Given exercise - The output should consist solely of the line containing "Output a JSON" and the lines that follow it through the end of the data below.

Data excerpts -
☆ ☆ ☆ ☆ ☆

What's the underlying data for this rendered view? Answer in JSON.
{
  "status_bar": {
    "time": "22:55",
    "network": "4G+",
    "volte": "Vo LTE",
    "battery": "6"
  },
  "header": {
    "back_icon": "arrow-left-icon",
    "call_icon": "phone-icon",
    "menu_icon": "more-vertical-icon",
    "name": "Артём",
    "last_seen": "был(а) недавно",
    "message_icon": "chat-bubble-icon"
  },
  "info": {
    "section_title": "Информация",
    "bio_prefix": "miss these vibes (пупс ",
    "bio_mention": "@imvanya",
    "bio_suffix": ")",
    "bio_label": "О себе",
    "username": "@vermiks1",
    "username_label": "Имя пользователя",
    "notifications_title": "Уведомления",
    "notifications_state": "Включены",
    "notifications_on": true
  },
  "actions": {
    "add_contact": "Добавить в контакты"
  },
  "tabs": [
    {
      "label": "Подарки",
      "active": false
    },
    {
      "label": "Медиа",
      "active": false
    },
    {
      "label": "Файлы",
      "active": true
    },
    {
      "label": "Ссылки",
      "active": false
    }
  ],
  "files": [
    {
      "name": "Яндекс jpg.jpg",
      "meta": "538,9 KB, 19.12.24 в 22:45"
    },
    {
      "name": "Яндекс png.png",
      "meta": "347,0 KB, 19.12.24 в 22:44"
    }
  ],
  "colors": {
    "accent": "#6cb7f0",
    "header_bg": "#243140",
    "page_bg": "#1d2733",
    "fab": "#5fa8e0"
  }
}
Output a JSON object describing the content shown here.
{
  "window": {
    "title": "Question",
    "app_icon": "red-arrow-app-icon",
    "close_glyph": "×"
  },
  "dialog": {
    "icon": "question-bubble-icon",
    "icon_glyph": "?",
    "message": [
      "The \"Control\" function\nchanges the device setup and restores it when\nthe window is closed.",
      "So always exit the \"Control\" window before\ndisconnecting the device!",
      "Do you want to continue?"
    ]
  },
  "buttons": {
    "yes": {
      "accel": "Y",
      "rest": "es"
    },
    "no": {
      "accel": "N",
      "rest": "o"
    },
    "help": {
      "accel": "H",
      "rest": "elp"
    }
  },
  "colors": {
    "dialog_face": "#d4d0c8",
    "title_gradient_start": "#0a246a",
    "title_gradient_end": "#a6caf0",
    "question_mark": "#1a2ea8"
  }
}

☆ ☆ ☆ ☆ ☆

Expected output -
Output a JSON object describing the content shown here.
{
  "window": {
    "title": "Question",
    "app_icon": "red-arrow-app-icon",
    "close_glyph": "×"
  },
  "dialog": {
    "icon": "question-bubble-icon",
    "icon_glyph": "?",
    "message": [
      "The \"Control\" function\nchanges the device setup and restores it when\nthe window is closed.",
      "So always exit the \"Control\" window before\ndisconnecting the device!",
      "Do you want to continue?"
    ]
  },
  "buttons": {
    "yes": {
      "accel": "Y",
      "rest": "es"
    },
    "no": {
      "accel": "N",
      "rest": "o"
    },
    "help": {
      "accel": "H",
      "rest": "elp"
    }
  },
  "colors": {
    "dialog_face": "#d4d0c8",
    "title_gradient_start": "#0a246a",
    "title_gradient_end": "#a6caf0",
    "question_mark": "#1a2ea8"
  }
}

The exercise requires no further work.